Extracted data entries
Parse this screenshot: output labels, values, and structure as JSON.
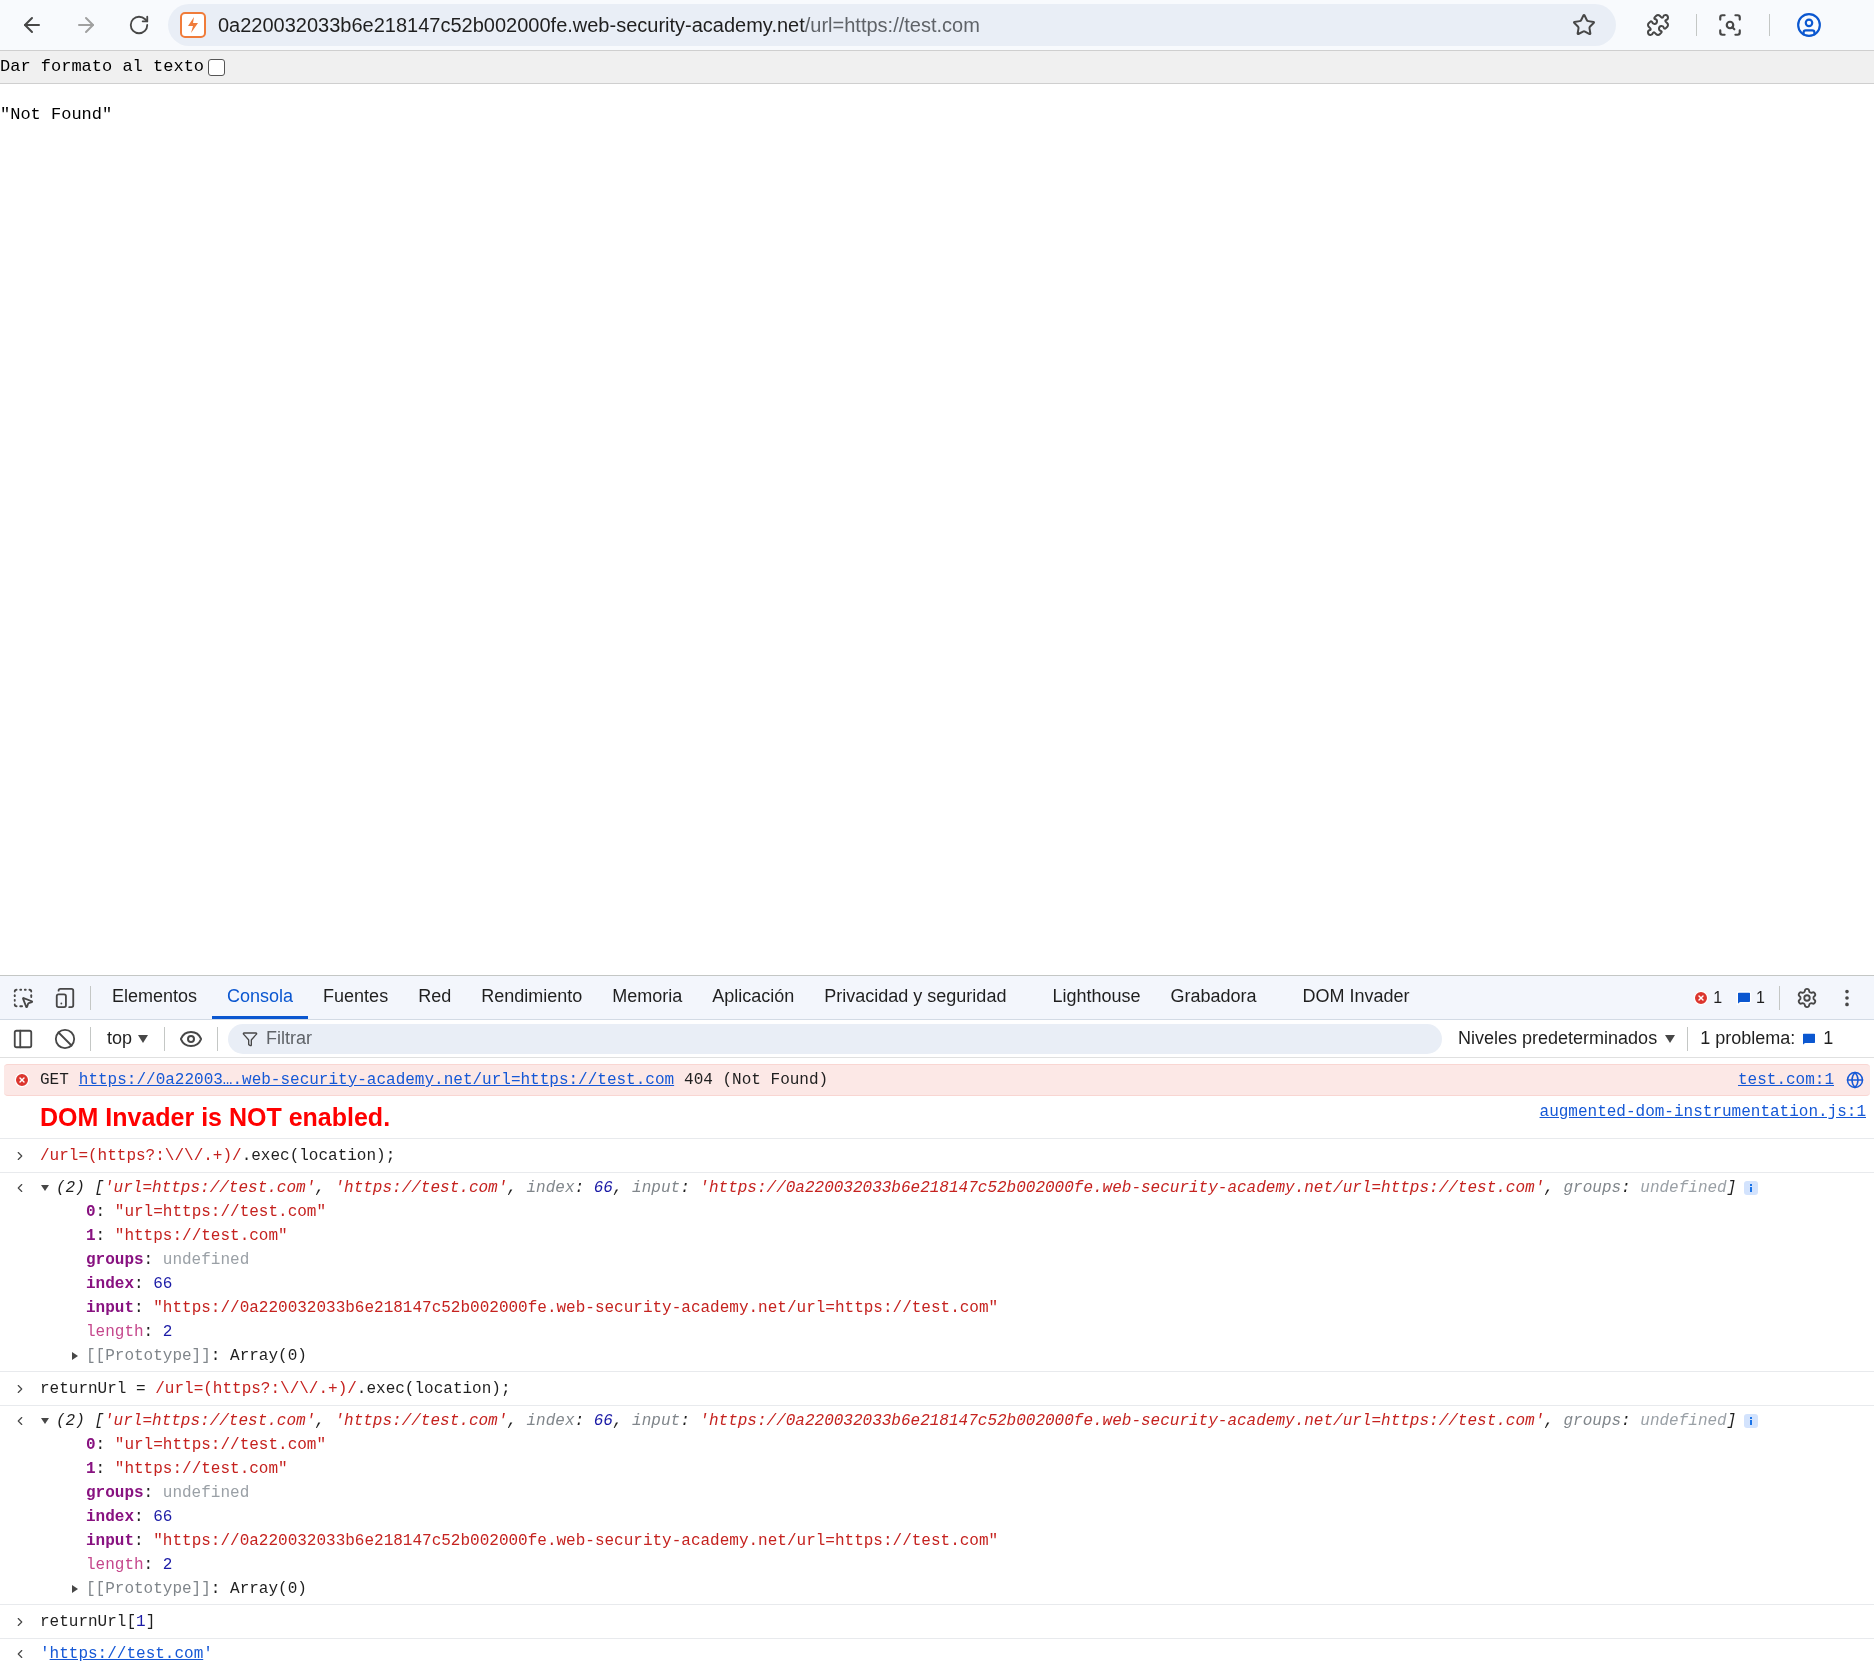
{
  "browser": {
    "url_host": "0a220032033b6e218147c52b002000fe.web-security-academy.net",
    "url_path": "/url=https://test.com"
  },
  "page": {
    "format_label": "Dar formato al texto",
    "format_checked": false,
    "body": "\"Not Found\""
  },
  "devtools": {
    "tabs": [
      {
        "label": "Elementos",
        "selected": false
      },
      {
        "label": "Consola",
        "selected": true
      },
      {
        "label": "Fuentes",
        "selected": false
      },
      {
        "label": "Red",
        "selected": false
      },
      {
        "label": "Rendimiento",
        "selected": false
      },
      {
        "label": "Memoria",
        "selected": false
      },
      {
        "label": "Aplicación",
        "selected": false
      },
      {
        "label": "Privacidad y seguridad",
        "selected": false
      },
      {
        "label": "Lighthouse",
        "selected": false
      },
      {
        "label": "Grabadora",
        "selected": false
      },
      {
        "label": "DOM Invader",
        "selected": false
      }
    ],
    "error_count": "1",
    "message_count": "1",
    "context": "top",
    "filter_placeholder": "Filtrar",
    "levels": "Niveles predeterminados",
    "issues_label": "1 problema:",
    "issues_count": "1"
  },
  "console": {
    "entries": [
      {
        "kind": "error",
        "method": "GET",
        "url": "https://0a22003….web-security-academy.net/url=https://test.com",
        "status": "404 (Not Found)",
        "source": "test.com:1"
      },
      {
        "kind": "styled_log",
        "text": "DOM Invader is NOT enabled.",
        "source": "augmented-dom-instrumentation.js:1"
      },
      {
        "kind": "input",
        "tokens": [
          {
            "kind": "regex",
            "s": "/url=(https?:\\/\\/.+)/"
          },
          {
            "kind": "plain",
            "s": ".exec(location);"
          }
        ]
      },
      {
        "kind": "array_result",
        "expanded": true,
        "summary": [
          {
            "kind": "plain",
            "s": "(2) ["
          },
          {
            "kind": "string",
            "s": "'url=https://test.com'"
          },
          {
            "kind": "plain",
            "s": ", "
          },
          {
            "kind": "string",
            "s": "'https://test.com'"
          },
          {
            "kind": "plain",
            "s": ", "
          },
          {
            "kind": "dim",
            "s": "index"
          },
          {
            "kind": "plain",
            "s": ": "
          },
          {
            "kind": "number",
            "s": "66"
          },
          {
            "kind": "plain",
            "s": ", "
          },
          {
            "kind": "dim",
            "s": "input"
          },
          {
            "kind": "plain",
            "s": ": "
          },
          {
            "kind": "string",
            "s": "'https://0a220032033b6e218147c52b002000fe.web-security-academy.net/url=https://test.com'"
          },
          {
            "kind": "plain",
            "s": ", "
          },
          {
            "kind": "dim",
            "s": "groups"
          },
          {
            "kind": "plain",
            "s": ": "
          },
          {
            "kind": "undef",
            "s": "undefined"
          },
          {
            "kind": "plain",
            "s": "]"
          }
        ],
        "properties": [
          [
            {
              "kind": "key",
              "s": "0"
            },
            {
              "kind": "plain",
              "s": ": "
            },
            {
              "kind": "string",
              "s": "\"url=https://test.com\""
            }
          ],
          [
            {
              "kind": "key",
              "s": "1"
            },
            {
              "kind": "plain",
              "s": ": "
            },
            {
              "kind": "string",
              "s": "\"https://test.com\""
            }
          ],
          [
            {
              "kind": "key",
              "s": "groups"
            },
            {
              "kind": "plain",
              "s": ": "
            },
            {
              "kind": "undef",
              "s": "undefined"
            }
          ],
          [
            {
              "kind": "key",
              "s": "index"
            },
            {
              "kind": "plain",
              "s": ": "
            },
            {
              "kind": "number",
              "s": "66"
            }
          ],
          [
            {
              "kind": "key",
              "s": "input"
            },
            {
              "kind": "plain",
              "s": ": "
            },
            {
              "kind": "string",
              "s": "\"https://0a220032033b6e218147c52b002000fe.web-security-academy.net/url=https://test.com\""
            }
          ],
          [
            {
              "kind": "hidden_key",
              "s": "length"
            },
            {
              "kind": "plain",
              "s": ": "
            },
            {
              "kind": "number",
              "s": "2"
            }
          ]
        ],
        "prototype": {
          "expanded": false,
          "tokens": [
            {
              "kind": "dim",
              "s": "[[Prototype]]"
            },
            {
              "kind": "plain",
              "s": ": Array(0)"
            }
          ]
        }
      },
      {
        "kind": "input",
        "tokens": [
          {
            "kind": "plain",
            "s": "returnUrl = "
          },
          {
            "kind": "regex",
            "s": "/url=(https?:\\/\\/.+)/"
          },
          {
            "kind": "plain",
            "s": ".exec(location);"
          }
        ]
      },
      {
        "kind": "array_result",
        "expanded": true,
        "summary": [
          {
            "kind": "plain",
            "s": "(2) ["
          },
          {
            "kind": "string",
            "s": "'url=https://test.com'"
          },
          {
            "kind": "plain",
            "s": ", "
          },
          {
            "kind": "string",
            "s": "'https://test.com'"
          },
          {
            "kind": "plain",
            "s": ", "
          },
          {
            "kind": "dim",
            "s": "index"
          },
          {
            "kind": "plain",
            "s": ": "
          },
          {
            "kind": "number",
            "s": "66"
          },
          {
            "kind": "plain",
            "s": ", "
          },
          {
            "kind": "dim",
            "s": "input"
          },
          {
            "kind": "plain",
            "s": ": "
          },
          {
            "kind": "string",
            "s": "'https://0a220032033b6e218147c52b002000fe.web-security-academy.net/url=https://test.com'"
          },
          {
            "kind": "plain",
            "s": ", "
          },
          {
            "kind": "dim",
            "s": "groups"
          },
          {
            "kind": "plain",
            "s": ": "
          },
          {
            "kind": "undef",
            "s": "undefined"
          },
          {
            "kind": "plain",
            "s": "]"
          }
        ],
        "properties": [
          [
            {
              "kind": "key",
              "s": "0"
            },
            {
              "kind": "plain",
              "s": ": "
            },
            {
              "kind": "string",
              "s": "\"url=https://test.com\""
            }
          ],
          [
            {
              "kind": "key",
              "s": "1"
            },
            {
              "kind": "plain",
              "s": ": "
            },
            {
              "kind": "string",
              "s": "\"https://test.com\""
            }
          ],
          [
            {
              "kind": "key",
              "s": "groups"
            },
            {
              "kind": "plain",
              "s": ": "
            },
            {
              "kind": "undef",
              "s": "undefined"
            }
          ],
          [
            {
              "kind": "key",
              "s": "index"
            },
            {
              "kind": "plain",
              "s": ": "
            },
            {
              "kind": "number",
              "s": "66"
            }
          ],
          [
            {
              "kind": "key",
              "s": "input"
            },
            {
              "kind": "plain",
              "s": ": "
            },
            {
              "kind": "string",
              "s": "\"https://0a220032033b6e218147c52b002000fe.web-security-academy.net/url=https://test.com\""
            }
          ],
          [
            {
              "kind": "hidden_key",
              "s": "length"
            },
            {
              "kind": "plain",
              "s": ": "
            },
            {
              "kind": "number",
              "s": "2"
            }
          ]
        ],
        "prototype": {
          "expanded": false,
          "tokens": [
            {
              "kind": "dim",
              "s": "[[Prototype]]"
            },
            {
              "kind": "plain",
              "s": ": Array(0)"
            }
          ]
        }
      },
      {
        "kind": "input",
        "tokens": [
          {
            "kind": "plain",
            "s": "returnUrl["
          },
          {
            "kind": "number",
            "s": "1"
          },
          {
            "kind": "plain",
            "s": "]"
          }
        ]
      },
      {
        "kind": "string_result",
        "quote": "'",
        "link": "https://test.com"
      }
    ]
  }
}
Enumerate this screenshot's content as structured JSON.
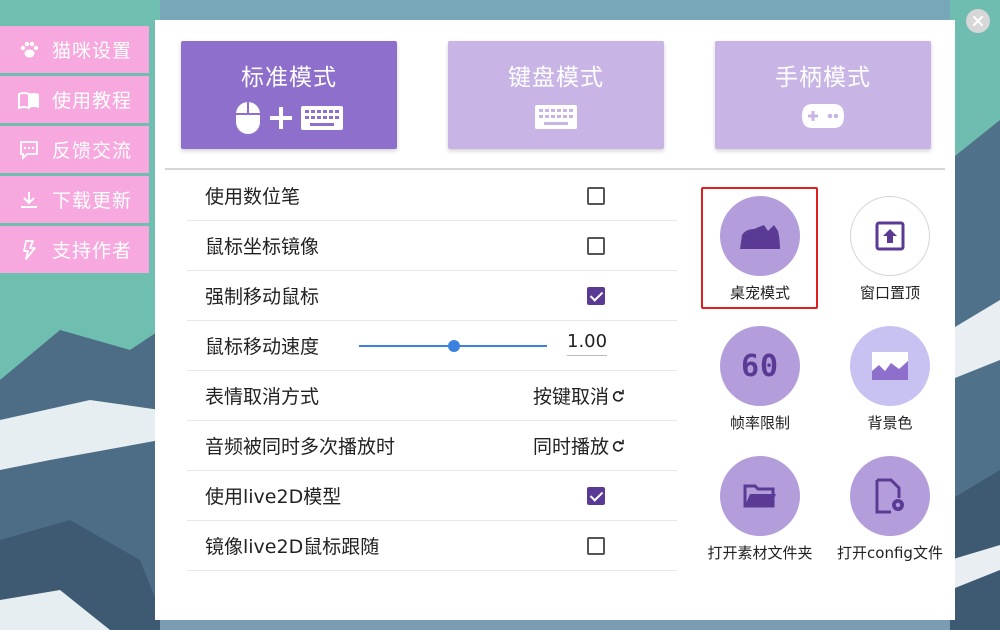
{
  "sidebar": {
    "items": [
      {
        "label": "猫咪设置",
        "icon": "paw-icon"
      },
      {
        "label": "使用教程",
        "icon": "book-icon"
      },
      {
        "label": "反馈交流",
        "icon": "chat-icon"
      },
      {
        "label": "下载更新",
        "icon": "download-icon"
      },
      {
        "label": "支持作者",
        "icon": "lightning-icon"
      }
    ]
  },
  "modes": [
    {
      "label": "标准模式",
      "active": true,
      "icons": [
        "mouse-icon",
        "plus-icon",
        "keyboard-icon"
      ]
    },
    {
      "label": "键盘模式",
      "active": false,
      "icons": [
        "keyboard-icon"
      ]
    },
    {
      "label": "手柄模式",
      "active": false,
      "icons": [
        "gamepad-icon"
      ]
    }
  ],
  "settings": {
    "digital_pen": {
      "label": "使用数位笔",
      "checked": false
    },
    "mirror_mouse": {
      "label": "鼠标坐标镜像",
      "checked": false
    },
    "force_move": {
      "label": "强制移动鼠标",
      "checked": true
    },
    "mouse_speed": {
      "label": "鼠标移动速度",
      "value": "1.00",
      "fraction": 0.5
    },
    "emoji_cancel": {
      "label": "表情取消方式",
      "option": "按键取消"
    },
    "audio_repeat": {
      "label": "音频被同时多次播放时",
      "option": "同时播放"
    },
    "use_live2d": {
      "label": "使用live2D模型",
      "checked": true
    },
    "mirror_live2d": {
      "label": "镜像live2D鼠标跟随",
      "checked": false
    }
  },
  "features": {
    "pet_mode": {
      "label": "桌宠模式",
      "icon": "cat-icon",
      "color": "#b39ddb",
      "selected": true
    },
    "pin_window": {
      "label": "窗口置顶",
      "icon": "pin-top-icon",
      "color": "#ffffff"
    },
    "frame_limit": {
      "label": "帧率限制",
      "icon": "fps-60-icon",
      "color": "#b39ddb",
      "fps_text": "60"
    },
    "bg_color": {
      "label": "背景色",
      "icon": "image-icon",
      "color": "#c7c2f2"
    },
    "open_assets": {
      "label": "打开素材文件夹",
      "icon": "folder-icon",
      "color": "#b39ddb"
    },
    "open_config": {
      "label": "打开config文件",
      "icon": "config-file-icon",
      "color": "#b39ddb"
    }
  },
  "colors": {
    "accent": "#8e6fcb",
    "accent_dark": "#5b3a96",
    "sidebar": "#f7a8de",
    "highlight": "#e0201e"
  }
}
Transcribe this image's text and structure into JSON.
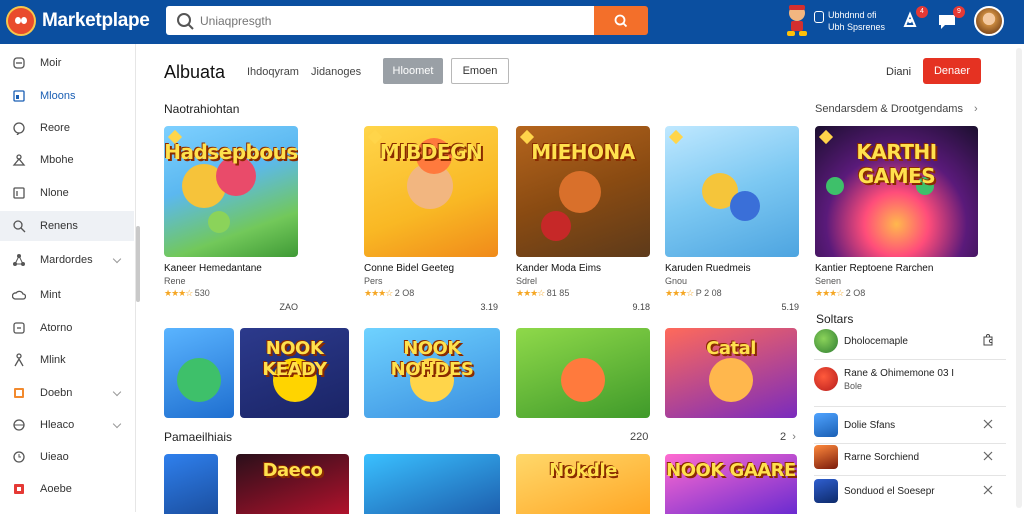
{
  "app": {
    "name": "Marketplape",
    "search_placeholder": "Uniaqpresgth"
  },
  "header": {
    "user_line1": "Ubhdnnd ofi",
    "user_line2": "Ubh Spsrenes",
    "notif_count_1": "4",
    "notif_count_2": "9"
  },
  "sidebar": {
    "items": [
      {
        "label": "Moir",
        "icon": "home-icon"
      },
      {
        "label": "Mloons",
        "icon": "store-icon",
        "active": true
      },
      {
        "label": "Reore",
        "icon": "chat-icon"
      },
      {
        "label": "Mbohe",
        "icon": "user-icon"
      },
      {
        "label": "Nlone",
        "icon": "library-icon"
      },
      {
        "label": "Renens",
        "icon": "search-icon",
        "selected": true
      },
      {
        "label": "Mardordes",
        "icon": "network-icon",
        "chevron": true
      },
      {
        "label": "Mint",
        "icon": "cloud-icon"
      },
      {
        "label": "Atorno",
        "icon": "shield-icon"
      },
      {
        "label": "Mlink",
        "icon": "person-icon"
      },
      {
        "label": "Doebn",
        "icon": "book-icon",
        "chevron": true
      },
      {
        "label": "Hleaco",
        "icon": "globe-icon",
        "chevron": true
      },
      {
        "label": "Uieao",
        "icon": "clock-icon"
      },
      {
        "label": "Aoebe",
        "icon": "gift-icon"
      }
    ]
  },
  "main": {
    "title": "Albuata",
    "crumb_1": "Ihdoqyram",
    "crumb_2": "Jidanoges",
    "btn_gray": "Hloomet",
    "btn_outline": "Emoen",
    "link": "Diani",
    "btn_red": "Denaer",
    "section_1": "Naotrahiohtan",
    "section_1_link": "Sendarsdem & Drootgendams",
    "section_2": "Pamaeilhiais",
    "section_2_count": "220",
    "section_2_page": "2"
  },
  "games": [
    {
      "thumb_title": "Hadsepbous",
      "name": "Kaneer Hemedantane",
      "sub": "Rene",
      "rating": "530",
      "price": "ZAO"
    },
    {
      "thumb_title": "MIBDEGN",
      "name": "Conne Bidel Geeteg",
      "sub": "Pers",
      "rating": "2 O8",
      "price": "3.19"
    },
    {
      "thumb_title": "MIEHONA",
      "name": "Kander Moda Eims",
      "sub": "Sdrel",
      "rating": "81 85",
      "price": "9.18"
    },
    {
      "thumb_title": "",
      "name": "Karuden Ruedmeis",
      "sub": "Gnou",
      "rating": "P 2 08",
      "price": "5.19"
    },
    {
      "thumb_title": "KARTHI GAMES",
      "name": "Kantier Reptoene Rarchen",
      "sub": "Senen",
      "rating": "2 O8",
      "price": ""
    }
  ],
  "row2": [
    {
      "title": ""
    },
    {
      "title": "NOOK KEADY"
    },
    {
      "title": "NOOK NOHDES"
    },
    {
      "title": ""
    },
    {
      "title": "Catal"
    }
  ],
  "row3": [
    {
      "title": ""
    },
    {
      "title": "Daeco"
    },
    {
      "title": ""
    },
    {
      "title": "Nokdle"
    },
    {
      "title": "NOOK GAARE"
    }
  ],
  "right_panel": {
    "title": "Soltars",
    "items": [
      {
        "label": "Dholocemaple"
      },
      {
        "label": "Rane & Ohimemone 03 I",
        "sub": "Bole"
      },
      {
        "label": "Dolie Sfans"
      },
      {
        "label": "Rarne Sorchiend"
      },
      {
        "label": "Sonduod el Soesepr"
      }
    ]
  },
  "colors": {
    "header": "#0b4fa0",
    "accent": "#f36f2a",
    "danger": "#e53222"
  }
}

Given instruction
Provide the number of lines in the entries that include "screenshot", and no other text.

Output of the exercise
2